## [Problem description]
Pull every line holding the string "coupon" from the records below.
****
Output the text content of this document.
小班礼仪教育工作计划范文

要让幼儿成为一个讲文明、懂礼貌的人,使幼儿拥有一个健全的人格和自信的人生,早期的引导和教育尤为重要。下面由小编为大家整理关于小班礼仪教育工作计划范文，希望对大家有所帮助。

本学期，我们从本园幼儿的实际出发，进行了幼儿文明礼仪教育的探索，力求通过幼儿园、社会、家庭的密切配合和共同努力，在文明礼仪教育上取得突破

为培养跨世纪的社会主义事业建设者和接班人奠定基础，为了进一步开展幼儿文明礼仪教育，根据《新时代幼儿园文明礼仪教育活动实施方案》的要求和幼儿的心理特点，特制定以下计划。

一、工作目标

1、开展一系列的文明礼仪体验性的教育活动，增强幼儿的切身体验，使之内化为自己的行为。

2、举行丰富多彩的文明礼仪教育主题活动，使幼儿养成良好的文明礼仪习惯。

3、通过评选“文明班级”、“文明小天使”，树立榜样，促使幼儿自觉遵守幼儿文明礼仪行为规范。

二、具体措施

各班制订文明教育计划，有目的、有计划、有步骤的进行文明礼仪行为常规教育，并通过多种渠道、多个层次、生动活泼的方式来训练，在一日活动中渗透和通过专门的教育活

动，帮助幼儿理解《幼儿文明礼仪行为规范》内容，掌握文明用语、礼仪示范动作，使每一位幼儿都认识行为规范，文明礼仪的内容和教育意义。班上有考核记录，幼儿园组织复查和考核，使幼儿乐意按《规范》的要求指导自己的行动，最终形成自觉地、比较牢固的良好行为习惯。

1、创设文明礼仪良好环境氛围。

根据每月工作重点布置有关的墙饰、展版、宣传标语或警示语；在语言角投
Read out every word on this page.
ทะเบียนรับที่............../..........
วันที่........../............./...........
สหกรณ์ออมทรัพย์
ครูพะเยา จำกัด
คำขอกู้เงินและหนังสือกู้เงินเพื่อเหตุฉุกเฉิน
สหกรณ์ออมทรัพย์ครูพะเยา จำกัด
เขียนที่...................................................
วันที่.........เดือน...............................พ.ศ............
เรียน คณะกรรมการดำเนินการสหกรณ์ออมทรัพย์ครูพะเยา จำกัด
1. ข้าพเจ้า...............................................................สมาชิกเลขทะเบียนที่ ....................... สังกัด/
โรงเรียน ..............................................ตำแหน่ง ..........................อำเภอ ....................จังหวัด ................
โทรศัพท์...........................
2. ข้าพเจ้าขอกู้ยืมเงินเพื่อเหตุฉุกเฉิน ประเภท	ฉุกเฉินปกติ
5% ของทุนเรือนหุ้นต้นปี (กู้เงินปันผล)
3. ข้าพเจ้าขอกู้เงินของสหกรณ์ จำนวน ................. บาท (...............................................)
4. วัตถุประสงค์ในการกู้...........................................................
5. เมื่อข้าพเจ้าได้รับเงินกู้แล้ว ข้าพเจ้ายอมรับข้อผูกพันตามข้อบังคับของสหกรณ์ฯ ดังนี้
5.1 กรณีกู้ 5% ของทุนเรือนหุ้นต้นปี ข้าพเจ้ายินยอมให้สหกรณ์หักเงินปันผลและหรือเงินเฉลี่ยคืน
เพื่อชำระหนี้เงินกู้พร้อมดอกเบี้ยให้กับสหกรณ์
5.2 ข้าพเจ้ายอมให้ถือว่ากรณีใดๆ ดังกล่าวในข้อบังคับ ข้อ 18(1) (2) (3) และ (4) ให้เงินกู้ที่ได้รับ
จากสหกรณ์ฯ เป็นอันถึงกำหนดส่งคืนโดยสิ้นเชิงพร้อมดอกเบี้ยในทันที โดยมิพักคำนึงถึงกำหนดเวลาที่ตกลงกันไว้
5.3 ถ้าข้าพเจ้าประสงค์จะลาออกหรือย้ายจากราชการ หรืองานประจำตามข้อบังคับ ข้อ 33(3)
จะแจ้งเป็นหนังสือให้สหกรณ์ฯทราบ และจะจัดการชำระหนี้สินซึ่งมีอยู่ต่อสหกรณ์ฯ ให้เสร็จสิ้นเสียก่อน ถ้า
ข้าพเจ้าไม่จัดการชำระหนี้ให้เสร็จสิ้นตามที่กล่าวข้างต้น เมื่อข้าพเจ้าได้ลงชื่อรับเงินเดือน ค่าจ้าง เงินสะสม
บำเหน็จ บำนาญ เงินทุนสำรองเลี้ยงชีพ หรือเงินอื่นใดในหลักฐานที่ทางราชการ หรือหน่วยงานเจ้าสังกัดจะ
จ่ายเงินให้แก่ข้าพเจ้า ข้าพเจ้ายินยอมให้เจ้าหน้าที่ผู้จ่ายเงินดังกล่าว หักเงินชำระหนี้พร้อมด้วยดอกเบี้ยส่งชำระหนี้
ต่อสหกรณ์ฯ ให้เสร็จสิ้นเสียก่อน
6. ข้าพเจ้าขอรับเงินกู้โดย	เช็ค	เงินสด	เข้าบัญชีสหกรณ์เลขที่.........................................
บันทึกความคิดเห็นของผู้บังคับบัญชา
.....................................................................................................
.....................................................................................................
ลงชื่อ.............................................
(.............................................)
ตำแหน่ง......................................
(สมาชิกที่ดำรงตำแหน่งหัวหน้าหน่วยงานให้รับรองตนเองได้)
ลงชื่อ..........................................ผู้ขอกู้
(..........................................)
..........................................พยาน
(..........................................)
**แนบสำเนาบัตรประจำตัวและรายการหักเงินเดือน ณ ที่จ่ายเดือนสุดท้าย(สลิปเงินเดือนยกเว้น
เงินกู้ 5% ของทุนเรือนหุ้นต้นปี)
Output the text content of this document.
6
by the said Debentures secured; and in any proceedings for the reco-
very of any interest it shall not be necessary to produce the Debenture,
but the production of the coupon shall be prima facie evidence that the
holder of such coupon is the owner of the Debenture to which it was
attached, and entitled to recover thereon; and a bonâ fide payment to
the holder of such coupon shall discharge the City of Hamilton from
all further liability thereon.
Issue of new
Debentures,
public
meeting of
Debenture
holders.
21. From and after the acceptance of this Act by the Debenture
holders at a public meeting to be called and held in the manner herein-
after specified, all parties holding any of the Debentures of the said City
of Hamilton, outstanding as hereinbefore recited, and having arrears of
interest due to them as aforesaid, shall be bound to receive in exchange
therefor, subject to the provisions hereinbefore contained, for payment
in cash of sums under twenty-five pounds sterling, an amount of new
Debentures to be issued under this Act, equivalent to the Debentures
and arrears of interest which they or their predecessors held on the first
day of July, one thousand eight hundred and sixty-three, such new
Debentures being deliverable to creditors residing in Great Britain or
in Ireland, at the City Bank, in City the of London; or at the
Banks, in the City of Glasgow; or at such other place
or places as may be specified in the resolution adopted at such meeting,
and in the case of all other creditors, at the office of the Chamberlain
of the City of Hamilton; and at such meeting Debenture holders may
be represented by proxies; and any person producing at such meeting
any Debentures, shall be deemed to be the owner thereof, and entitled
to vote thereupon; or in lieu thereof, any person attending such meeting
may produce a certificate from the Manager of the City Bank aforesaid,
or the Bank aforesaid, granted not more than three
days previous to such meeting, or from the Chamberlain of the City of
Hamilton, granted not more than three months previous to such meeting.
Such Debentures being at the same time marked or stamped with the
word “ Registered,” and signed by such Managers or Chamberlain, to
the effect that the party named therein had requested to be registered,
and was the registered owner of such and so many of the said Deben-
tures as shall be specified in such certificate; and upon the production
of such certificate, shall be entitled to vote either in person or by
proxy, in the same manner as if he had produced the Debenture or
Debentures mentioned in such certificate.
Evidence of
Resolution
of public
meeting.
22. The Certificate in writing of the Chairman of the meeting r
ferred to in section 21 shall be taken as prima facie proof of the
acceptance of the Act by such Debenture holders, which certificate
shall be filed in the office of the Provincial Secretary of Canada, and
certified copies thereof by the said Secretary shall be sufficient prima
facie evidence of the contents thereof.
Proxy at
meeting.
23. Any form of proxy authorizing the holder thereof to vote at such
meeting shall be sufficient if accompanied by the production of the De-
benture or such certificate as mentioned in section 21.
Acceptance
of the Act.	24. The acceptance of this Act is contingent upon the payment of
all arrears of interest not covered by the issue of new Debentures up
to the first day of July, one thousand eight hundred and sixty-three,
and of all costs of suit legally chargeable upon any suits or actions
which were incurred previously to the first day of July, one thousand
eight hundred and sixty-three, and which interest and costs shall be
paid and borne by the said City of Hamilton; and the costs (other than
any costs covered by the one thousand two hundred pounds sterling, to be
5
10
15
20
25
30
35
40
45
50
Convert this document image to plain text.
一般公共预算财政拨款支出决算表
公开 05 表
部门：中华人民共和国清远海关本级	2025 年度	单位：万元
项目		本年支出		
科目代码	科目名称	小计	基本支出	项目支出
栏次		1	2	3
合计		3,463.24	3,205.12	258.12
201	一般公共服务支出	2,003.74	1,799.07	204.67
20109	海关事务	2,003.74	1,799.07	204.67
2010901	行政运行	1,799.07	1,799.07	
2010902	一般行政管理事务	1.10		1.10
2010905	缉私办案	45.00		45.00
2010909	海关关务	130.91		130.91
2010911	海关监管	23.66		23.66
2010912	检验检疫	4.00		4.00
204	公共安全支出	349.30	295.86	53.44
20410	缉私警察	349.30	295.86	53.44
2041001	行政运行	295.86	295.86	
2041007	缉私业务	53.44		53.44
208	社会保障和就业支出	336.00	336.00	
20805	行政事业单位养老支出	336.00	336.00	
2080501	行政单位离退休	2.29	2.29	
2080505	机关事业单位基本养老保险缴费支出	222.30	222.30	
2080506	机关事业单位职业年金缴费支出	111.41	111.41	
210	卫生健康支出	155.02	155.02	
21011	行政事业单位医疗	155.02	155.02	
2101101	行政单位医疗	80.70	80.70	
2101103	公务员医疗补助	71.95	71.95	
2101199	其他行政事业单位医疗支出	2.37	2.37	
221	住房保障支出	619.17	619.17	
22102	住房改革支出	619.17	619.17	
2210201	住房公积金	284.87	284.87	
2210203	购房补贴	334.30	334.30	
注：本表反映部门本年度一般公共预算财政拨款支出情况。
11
****
## [Problem solution]
but the production of the coupon shall be prima facie evidence that the
holder of such coupon is the owner of the Debenture to which it was
the holder of such coupon shall discharge the City of Hamilton from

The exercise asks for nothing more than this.